WHAT IS NEEDED:
Gather all lines from the material that contain "dropped".

**********

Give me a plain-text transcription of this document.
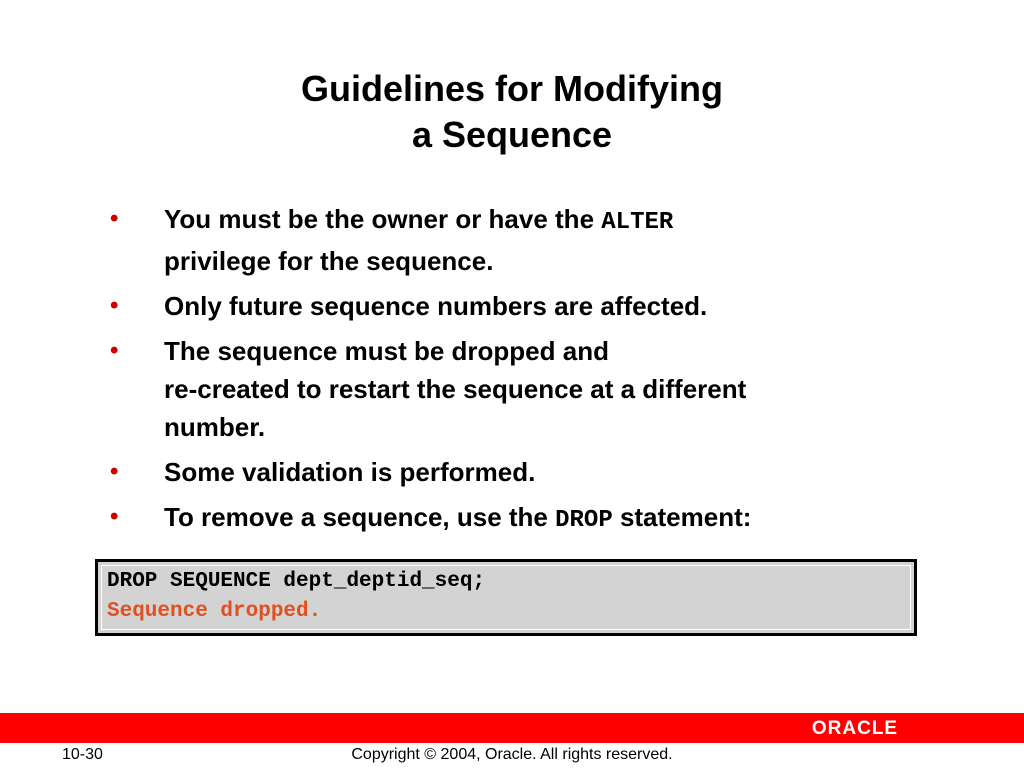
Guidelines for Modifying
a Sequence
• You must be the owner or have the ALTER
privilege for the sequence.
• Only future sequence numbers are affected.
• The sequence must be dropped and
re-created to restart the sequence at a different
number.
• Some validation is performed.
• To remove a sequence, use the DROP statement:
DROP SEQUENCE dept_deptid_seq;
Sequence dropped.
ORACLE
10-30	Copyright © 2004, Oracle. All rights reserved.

**********

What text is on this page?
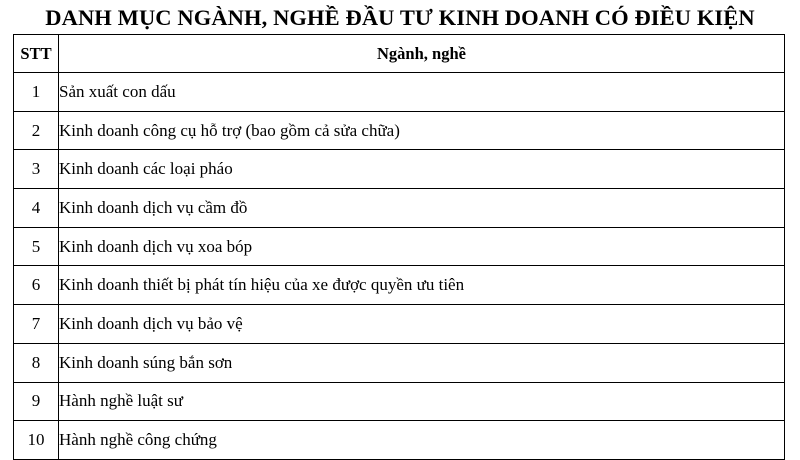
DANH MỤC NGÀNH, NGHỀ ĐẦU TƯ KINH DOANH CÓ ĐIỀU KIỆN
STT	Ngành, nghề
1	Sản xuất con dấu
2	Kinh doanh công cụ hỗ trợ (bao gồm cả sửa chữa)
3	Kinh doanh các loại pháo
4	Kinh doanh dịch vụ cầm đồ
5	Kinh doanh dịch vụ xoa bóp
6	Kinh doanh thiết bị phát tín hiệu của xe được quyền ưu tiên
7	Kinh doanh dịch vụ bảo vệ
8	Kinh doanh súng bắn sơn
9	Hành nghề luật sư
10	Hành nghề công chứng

**********

FULL SOLUTION:
• The sequence must be dropped and
Sequence dropped.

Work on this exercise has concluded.